> **What is expected**
List each line of the data that holds the word "JSON".

** begin Input data **

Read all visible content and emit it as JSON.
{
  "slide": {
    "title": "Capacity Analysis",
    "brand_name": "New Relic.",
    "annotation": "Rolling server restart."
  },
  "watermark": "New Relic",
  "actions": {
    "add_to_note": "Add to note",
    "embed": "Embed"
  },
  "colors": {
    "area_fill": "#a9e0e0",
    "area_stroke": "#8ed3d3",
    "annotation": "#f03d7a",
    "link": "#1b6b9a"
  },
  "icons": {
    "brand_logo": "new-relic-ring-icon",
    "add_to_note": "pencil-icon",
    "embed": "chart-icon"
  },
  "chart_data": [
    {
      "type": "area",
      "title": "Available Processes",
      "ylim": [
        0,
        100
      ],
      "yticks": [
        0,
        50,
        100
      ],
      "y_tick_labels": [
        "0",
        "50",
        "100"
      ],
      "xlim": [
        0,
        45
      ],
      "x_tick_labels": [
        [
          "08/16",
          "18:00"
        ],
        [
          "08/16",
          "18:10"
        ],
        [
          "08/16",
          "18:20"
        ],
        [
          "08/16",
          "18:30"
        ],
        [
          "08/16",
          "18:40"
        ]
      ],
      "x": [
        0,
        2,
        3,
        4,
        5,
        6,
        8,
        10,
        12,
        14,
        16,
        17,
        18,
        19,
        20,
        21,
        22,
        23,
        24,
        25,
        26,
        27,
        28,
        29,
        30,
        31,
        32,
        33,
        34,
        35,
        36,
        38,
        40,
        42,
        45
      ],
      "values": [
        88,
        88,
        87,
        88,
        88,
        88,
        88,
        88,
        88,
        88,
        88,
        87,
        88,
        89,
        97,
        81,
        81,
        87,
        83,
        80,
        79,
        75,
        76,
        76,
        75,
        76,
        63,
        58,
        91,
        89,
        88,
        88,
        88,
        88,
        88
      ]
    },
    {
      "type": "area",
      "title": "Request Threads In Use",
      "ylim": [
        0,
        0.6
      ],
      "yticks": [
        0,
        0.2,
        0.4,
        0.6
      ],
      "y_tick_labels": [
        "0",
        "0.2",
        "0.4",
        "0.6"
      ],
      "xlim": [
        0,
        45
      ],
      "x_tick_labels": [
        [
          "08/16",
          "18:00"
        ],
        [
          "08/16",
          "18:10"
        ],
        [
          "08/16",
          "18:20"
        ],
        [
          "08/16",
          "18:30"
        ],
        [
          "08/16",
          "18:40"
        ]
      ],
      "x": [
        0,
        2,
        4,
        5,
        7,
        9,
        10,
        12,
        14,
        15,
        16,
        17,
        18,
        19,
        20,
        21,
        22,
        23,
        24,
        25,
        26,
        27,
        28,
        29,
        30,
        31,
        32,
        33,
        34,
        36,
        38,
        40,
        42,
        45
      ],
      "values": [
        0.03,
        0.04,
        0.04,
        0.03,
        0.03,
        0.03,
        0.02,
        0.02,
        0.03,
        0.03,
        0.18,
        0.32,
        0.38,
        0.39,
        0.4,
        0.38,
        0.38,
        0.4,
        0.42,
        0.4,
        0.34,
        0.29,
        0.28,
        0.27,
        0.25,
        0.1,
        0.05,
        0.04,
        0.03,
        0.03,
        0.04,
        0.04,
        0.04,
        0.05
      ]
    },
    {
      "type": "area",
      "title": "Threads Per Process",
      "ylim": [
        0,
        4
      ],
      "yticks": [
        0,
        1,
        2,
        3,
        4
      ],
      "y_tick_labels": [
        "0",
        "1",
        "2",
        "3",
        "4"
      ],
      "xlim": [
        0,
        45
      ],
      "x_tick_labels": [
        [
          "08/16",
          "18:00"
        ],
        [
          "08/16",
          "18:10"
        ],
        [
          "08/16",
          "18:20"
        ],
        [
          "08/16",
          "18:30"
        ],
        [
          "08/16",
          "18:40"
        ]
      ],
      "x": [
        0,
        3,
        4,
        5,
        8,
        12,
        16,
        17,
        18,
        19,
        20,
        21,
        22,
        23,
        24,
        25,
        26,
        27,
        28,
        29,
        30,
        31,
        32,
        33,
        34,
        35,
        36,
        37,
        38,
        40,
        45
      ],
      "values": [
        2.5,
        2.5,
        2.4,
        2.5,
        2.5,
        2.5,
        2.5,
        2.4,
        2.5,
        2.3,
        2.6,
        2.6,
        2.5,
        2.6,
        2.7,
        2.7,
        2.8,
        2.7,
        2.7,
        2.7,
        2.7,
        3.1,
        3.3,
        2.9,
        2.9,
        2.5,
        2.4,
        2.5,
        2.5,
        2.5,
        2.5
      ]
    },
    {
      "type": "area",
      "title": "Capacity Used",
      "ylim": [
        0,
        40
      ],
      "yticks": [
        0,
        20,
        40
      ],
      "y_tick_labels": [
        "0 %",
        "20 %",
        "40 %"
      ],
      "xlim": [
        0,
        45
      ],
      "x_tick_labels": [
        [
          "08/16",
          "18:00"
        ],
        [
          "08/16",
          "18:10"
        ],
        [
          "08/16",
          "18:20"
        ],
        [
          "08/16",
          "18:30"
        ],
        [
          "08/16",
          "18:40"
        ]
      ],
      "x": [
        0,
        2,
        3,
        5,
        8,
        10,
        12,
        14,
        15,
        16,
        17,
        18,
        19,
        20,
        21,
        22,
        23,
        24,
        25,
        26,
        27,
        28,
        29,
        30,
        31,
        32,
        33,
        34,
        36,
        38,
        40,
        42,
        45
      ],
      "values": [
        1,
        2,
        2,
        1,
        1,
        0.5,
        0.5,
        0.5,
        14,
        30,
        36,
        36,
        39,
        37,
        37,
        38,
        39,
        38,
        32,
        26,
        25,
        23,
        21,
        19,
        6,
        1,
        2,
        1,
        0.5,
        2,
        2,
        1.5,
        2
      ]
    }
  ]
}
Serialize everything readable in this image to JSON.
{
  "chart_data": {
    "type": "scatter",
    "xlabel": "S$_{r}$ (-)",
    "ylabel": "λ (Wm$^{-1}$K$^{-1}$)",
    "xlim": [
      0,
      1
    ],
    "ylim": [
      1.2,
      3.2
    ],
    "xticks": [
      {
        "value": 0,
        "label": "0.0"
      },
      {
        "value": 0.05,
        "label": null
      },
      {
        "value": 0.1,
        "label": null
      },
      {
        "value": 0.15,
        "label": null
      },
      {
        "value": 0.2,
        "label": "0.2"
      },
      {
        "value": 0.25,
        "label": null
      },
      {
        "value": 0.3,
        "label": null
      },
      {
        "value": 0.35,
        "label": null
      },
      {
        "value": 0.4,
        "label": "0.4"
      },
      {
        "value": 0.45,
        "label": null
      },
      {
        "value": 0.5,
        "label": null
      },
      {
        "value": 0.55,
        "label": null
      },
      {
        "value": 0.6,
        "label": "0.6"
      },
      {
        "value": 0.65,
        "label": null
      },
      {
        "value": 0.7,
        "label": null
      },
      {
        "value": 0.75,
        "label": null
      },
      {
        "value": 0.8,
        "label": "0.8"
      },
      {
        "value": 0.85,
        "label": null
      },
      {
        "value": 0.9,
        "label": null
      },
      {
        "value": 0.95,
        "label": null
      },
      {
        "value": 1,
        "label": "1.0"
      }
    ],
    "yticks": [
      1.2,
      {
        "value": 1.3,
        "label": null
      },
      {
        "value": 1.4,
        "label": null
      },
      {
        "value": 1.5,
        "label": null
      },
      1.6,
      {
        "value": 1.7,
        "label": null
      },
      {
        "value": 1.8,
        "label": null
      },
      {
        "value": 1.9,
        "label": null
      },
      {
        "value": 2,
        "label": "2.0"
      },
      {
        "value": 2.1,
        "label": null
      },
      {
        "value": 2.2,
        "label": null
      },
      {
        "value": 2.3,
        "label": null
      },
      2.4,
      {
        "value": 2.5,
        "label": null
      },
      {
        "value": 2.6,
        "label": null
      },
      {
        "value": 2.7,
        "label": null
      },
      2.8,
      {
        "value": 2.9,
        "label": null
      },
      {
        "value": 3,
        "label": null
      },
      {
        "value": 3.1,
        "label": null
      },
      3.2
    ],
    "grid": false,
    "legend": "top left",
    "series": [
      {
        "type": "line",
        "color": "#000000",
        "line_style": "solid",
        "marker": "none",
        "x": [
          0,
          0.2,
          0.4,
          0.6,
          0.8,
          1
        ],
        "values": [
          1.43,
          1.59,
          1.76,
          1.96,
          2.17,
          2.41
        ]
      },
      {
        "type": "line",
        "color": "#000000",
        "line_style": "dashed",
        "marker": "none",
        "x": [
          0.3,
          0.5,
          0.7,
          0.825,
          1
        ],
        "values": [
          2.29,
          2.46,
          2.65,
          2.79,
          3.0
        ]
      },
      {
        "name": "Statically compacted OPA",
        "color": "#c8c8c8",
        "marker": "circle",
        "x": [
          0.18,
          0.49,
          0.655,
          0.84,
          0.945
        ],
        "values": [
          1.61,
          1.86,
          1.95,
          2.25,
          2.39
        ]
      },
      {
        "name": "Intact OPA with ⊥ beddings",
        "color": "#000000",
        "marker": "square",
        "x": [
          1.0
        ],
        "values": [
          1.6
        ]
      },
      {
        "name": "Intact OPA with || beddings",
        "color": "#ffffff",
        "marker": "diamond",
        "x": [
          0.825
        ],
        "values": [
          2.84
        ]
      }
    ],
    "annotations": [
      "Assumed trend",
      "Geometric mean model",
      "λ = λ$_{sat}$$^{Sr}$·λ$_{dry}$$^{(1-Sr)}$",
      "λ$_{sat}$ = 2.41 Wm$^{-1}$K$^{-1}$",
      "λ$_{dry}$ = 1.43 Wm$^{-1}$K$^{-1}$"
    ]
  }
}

** end Input data **

> **Expected answer**
Read all visible content and emit it as JSON.
Serialize everything readable in this image to JSON.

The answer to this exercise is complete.